THE REQUEST — Count every line that includes the string "Agency" in the entries that follow. Nothing besides the number is needed.

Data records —
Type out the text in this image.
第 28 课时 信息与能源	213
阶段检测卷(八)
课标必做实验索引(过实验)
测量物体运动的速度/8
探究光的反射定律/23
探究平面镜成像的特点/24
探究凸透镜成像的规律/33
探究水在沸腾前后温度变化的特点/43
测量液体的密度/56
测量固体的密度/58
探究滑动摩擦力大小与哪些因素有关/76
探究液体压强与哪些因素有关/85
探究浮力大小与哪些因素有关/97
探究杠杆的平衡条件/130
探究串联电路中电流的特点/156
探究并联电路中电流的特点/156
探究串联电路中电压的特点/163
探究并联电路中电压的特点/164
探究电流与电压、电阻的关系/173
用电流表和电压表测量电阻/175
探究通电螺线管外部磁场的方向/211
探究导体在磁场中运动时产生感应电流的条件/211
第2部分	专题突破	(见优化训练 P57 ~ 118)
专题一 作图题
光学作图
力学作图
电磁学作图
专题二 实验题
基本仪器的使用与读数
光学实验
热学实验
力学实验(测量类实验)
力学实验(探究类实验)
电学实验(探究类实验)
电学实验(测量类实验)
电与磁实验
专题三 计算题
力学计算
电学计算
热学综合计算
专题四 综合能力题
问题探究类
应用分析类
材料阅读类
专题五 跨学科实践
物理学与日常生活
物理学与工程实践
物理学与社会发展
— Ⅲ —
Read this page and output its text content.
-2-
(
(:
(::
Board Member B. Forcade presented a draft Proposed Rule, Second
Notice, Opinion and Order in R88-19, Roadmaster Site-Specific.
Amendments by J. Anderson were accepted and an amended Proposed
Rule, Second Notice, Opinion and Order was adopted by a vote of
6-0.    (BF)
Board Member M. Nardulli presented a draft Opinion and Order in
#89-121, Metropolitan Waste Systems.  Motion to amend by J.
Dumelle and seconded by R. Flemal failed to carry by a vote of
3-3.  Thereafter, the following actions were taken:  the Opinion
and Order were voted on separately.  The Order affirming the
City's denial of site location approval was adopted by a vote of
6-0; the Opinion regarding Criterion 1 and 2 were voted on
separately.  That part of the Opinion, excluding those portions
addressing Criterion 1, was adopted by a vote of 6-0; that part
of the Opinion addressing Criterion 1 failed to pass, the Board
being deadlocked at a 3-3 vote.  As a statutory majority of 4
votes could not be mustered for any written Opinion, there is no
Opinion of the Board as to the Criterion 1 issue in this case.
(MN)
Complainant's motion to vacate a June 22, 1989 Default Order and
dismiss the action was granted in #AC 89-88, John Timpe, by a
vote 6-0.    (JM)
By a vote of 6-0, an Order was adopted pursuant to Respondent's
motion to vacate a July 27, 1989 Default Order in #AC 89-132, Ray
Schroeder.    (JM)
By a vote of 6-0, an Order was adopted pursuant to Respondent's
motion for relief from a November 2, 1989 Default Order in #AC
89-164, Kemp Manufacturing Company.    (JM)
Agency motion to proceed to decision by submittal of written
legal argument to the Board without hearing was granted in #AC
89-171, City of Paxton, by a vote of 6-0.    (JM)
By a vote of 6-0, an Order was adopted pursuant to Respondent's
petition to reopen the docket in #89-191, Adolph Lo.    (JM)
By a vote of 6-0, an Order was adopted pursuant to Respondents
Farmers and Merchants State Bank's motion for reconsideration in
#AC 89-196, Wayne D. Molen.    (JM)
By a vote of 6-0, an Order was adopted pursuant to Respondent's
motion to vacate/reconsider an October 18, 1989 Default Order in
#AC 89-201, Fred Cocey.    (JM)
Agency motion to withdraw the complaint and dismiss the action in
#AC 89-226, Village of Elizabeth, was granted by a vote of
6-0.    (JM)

TASK ANSWER — 2